- RECORDED INFORMATION -
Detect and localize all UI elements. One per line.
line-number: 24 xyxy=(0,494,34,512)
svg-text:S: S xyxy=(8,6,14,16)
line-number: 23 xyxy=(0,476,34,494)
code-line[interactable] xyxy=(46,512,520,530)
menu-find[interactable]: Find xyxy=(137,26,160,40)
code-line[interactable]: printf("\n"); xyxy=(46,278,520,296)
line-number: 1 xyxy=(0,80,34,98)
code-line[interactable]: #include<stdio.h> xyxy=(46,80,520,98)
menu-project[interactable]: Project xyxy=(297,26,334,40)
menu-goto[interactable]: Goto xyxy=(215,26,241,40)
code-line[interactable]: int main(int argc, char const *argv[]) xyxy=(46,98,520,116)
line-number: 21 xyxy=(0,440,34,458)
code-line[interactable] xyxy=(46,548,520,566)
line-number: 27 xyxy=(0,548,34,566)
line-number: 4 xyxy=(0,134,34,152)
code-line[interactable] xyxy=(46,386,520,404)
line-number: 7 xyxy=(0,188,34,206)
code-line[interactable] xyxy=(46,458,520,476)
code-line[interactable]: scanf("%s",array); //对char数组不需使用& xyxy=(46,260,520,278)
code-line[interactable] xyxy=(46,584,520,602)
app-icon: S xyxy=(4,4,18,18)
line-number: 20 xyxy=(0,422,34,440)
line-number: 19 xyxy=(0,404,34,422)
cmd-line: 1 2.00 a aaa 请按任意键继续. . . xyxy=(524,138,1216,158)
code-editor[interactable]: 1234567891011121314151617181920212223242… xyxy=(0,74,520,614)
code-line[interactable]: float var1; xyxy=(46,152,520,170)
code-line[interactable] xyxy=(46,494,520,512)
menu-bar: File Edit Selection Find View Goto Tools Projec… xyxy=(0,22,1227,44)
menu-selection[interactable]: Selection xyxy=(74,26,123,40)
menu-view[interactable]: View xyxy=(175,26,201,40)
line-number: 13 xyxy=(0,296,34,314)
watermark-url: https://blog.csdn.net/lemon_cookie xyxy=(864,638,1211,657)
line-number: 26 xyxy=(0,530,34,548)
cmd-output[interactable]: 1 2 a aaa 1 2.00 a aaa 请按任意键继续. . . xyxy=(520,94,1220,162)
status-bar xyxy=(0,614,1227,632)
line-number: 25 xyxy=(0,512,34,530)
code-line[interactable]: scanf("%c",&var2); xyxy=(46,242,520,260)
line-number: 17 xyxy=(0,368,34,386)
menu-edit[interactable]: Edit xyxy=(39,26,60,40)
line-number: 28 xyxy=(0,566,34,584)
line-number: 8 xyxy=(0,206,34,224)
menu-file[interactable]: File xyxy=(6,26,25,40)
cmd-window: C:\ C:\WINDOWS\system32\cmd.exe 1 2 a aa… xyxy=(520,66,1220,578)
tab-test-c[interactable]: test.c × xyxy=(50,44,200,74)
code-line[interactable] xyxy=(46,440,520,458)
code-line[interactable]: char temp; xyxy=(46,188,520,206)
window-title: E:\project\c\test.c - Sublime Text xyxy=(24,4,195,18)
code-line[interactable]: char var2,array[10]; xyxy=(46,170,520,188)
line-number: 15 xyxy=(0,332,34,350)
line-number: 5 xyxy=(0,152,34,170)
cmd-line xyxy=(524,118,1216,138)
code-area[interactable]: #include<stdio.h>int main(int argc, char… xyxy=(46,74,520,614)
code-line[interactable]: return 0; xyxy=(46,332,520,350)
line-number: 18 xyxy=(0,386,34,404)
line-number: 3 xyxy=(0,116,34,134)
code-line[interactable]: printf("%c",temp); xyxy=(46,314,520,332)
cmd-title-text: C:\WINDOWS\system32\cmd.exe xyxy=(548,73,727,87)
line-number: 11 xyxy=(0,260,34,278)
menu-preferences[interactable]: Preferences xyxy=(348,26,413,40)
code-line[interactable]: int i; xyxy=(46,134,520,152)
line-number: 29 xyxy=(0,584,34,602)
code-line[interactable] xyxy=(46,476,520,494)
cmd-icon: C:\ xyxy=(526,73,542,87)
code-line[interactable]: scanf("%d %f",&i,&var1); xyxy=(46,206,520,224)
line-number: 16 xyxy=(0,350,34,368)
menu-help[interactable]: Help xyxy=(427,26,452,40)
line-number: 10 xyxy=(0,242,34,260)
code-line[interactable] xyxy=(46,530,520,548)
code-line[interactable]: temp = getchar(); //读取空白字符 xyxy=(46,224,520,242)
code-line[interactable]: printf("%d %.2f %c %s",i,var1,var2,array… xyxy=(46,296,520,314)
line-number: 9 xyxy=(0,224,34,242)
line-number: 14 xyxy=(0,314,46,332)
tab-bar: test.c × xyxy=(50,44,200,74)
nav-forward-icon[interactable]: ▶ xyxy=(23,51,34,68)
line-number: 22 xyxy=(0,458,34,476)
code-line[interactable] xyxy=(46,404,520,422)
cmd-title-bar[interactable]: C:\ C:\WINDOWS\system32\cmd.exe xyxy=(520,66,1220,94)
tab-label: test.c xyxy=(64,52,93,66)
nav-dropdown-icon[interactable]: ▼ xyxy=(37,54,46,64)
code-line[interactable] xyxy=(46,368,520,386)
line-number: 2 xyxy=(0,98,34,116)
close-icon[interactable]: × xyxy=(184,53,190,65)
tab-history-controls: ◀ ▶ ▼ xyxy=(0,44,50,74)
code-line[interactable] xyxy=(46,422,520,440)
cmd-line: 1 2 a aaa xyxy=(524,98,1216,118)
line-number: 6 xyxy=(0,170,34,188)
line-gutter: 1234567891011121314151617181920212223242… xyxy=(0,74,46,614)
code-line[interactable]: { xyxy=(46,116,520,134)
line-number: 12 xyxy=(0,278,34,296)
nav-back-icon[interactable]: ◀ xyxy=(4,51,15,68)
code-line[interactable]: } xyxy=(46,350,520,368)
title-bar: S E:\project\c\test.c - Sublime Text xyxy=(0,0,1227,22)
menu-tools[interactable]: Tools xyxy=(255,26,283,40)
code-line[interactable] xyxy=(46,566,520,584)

- GOAL -
Replace every "line-number" in the material with "gutter-number" and leave all other lines unchanged.

- CORRECT RESPONSE -
Detect and localize all UI elements. One per line.
gutter-number: 24 xyxy=(0,494,34,512)
svg-text:S: S xyxy=(8,6,14,16)
gutter-number: 23 xyxy=(0,476,34,494)
code-line[interactable] xyxy=(46,512,520,530)
menu-find[interactable]: Find xyxy=(137,26,160,40)
code-line[interactable]: printf("\n"); xyxy=(46,278,520,296)
gutter-number: 1 xyxy=(0,80,34,98)
code-line[interactable]: #include<stdio.h> xyxy=(46,80,520,98)
menu-project[interactable]: Project xyxy=(297,26,334,40)
menu-goto[interactable]: Goto xyxy=(215,26,241,40)
code-line[interactable]: int main(int argc, char const *argv[]) xyxy=(46,98,520,116)
gutter-number: 21 xyxy=(0,440,34,458)
code-line[interactable] xyxy=(46,548,520,566)
gutter-number: 27 xyxy=(0,548,34,566)
gutter-number: 4 xyxy=(0,134,34,152)
code-line[interactable] xyxy=(46,386,520,404)
gutter-number: 7 xyxy=(0,188,34,206)
code-line[interactable] xyxy=(46,458,520,476)
code-line[interactable]: scanf("%s",array); //对char数组不需使用& xyxy=(46,260,520,278)
code-line[interactable] xyxy=(46,584,520,602)
app-icon: S xyxy=(4,4,18,18)
gutter-number: 20 xyxy=(0,422,34,440)
gutter-number: 19 xyxy=(0,404,34,422)
cmd-line: 1 2.00 a aaa 请按任意键继续. . . xyxy=(524,138,1216,158)
code-editor[interactable]: 1234567891011121314151617181920212223242… xyxy=(0,74,520,614)
code-line[interactable]: float var1; xyxy=(46,152,520,170)
code-line[interactable] xyxy=(46,494,520,512)
menu-bar: File Edit Selection Find View Goto Tools Projec… xyxy=(0,22,1227,44)
menu-selection[interactable]: Selection xyxy=(74,26,123,40)
menu-view[interactable]: View xyxy=(175,26,201,40)
gutter-number: 13 xyxy=(0,296,34,314)
watermark-url: https://blog.csdn.net/lemon_cookie xyxy=(864,638,1211,657)
gutter-number: 26 xyxy=(0,530,34,548)
cmd-output[interactable]: 1 2 a aaa 1 2.00 a aaa 请按任意键继续. . . xyxy=(520,94,1220,162)
status-bar xyxy=(0,614,1227,632)
gutter-number: 25 xyxy=(0,512,34,530)
code-line[interactable]: scanf("%c",&var2); xyxy=(46,242,520,260)
gutter-number: 17 xyxy=(0,368,34,386)
menu-edit[interactable]: Edit xyxy=(39,26,60,40)
gutter-number: 28 xyxy=(0,566,34,584)
gutter-number: 8 xyxy=(0,206,34,224)
menu-file[interactable]: File xyxy=(6,26,25,40)
cmd-window: C:\ C:\WINDOWS\system32\cmd.exe 1 2 a aa… xyxy=(520,66,1220,578)
tab-test-c[interactable]: test.c × xyxy=(50,44,200,74)
code-line[interactable] xyxy=(46,440,520,458)
code-line[interactable]: char temp; xyxy=(46,188,520,206)
window-title: E:\project\c\test.c - Sublime Text xyxy=(24,4,195,18)
code-line[interactable]: char var2,array[10]; xyxy=(46,170,520,188)
gutter-number: 15 xyxy=(0,332,34,350)
gutter-number: 5 xyxy=(0,152,34,170)
cmd-line xyxy=(524,118,1216,138)
code-area[interactable]: #include<stdio.h>int main(int argc, char… xyxy=(46,74,520,614)
code-line[interactable]: return 0; xyxy=(46,332,520,350)
gutter-number: 18 xyxy=(0,386,34,404)
gutter-number: 3 xyxy=(0,116,34,134)
code-line[interactable]: printf("%c",temp); xyxy=(46,314,520,332)
cmd-title-text: C:\WINDOWS\system32\cmd.exe xyxy=(548,73,727,87)
gutter-number: 11 xyxy=(0,260,34,278)
menu-preferences[interactable]: Preferences xyxy=(348,26,413,40)
code-line[interactable]: int i; xyxy=(46,134,520,152)
gutter-number: 29 xyxy=(0,584,34,602)
code-line[interactable] xyxy=(46,476,520,494)
cmd-icon: C:\ xyxy=(526,73,542,87)
code-line[interactable]: scanf("%d %f",&i,&var1); xyxy=(46,206,520,224)
gutter-number: 16 xyxy=(0,350,34,368)
menu-help[interactable]: Help xyxy=(427,26,452,40)
gutter-number: 10 xyxy=(0,242,34,260)
code-line[interactable] xyxy=(46,530,520,548)
code-line[interactable]: temp = getchar(); //读取空白字符 xyxy=(46,224,520,242)
code-line[interactable]: printf("%d %.2f %c %s",i,var1,var2,array… xyxy=(46,296,520,314)
gutter-number: 9 xyxy=(0,224,34,242)
gutter-number: 14 xyxy=(0,314,46,332)
tab-bar: test.c × xyxy=(50,44,200,74)
nav-forward-icon[interactable]: ▶ xyxy=(23,51,34,68)
gutter-number: 22 xyxy=(0,458,34,476)
code-line[interactable] xyxy=(46,404,520,422)
cmd-title-bar[interactable]: C:\ C:\WINDOWS\system32\cmd.exe xyxy=(520,66,1220,94)
tab-label: test.c xyxy=(64,52,93,66)
nav-dropdown-icon[interactable]: ▼ xyxy=(37,54,46,64)
code-line[interactable] xyxy=(46,368,520,386)
gutter-number: 2 xyxy=(0,98,34,116)
close-icon[interactable]: × xyxy=(184,53,190,65)
tab-history-controls: ◀ ▶ ▼ xyxy=(0,44,50,74)
code-line[interactable] xyxy=(46,422,520,440)
cmd-line: 1 2 a aaa xyxy=(524,98,1216,118)
gutter-number: 6 xyxy=(0,170,34,188)
line-gutter: 1234567891011121314151617181920212223242… xyxy=(0,74,46,614)
code-line[interactable]: { xyxy=(46,116,520,134)
gutter-number: 12 xyxy=(0,278,34,296)
nav-back-icon[interactable]: ◀ xyxy=(4,51,15,68)
code-line[interactable]: } xyxy=(46,350,520,368)
title-bar: S E:\project\c\test.c - Sublime Text xyxy=(0,0,1227,22)
menu-tools[interactable]: Tools xyxy=(255,26,283,40)
code-line[interactable] xyxy=(46,566,520,584)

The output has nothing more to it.